DATA RECORDS:
<<<<
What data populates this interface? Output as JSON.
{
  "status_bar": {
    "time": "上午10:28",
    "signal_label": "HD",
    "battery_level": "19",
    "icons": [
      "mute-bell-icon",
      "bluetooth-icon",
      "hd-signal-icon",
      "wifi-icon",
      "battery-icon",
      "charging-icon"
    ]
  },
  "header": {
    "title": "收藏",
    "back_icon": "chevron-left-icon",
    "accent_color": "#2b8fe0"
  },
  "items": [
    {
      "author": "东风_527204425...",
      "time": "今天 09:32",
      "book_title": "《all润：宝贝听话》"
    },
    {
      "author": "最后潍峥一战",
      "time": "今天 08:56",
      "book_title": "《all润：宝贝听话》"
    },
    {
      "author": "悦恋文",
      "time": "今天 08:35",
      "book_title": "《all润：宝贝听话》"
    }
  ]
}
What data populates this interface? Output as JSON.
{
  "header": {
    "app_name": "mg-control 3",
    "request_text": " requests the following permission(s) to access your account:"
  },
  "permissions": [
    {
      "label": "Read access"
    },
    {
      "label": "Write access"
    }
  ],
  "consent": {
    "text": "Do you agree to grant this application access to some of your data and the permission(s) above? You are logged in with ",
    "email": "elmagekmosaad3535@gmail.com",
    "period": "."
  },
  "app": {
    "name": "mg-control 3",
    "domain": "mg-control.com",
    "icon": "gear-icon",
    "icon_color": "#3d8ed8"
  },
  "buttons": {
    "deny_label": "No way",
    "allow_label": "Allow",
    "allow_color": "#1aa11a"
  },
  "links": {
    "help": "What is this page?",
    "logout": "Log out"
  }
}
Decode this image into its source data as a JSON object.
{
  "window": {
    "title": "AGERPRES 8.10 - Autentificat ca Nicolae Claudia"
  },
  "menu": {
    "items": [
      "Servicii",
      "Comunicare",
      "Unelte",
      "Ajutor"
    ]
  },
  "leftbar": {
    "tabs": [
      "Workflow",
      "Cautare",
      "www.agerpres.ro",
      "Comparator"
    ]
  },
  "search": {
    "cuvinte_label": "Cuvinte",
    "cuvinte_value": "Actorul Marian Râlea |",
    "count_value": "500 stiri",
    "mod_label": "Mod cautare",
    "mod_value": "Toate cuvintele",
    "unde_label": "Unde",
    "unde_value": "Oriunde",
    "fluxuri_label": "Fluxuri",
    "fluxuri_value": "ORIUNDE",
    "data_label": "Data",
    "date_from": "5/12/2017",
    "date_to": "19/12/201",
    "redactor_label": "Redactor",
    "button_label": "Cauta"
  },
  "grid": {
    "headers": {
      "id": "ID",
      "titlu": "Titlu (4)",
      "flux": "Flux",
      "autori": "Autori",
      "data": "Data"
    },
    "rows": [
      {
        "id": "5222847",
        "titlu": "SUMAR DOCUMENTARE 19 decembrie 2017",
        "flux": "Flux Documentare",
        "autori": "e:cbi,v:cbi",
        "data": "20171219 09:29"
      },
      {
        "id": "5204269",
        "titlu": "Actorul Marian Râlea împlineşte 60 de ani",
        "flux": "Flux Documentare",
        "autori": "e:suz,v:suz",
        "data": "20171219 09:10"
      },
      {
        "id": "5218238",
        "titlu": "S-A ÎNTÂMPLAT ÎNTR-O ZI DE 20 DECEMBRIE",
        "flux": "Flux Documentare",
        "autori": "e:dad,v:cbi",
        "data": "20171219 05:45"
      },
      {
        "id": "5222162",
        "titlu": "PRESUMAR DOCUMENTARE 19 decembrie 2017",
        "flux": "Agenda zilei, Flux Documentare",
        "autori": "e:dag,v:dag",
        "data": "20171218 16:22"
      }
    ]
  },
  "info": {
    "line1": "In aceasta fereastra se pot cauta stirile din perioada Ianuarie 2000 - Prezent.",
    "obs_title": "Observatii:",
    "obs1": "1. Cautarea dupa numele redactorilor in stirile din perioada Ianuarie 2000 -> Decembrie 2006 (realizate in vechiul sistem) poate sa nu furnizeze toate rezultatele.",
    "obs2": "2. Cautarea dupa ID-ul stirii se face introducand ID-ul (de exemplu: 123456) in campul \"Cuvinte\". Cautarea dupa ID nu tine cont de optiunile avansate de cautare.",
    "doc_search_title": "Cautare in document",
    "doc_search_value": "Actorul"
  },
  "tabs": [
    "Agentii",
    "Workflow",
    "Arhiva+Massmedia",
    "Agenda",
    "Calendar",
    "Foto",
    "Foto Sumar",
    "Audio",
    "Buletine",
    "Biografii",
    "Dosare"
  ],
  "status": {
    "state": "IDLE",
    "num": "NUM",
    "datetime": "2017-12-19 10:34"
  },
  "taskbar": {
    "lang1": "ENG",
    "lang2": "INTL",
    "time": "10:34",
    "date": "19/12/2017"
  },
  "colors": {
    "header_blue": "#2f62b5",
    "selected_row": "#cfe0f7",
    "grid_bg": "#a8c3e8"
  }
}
>>>>
REQUIRED TASK: Tally the lines of the records holding the word "titlu", then state only the tally.

ANSWER TO THIS PROBLEM: 5